## [What to work on]
A single number is the answer here: how many lines of the entries contain "Start"?

## [Records to process]
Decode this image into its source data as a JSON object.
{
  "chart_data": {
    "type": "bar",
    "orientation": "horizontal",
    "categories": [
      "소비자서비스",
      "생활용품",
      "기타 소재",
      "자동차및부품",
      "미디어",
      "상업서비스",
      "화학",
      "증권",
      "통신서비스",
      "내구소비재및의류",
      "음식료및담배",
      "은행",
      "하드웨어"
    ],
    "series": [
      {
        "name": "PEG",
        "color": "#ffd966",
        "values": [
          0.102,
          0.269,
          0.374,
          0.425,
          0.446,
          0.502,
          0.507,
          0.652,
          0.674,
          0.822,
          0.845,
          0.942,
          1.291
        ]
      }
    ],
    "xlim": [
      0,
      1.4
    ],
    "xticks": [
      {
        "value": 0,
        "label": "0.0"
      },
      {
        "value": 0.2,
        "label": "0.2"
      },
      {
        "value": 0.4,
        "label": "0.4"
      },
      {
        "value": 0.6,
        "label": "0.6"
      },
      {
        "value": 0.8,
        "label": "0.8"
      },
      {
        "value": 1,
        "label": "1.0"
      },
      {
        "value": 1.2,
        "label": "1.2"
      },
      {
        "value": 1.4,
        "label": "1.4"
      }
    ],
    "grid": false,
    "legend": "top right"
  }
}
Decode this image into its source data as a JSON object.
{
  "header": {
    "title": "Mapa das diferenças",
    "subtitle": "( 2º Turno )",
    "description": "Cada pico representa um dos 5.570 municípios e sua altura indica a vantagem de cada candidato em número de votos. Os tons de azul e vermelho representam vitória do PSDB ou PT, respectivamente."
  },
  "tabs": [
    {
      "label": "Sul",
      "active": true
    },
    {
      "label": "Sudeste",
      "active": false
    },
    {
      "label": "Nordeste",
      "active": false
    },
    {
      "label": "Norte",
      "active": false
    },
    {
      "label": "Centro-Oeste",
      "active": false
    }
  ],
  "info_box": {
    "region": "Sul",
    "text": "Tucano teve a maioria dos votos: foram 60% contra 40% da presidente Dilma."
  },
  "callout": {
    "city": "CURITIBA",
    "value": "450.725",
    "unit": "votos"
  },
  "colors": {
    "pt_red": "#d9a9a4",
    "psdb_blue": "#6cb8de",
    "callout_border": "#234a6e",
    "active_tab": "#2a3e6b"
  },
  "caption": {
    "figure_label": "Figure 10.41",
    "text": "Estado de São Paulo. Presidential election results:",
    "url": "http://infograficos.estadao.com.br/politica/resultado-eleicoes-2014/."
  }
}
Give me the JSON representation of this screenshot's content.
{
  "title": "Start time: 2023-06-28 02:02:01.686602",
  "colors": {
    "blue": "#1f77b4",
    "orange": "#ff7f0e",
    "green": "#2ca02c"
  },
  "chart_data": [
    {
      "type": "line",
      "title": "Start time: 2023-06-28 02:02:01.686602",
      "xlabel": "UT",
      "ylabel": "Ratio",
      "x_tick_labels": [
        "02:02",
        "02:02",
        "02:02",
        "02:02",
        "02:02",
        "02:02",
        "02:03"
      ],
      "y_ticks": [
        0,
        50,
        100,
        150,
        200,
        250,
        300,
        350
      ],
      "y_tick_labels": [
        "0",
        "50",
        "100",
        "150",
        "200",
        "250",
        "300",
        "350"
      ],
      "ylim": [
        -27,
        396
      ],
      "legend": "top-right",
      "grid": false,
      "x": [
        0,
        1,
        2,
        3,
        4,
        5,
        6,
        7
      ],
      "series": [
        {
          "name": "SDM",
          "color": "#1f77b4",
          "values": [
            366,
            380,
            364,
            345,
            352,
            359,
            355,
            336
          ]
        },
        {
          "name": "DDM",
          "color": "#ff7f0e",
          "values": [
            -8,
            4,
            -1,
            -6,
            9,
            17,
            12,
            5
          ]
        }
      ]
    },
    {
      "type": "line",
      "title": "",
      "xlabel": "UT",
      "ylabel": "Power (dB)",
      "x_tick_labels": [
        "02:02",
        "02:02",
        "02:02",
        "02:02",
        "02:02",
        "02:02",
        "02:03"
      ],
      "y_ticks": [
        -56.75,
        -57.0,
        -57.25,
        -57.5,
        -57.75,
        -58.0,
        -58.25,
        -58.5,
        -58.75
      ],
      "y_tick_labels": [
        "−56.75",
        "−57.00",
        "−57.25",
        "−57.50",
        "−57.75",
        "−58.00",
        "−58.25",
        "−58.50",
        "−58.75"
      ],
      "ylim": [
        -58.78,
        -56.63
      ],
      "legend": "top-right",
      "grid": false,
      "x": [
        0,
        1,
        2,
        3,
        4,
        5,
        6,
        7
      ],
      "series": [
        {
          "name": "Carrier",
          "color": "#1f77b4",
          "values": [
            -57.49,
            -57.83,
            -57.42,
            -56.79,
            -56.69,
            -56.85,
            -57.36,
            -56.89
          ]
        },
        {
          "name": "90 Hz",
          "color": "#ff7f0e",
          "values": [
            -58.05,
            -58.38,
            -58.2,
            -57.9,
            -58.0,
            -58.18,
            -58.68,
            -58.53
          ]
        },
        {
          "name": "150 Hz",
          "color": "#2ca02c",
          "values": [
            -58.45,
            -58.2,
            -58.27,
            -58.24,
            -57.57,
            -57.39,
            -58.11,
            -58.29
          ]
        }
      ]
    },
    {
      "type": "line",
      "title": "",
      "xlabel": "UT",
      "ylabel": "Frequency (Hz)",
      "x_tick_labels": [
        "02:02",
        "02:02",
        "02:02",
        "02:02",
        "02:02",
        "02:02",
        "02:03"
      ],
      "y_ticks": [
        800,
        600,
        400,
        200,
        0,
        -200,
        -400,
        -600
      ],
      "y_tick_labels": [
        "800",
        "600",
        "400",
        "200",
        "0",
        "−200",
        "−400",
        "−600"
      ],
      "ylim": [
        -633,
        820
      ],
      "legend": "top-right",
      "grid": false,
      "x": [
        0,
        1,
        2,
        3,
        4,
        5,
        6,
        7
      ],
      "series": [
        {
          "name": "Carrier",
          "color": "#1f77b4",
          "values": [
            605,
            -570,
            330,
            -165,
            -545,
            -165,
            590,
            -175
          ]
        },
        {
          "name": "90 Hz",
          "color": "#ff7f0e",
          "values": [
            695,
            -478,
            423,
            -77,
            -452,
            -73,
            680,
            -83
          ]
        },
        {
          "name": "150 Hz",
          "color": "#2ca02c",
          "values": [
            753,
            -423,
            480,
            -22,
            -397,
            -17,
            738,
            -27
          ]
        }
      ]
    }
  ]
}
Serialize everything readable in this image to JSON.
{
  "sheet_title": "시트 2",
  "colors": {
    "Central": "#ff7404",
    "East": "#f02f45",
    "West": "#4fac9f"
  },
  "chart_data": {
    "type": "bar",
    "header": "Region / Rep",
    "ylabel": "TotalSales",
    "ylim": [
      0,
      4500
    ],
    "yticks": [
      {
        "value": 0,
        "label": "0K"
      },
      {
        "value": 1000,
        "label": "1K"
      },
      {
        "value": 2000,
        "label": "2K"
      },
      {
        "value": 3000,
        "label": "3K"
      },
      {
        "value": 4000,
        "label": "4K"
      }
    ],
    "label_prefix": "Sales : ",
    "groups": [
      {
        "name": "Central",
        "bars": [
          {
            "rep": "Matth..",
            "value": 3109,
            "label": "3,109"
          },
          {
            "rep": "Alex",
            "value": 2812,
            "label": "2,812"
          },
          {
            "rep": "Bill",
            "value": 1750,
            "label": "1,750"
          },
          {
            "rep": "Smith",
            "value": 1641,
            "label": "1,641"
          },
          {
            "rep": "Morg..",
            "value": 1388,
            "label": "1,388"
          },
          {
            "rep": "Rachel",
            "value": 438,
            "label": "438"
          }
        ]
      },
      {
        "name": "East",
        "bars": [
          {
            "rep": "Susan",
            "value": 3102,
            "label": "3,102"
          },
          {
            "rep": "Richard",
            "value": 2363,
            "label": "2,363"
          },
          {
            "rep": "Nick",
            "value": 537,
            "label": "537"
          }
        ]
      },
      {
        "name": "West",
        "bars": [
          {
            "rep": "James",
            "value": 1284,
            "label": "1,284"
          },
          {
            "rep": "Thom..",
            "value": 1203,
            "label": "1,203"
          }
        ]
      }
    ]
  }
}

## [Correct response]
2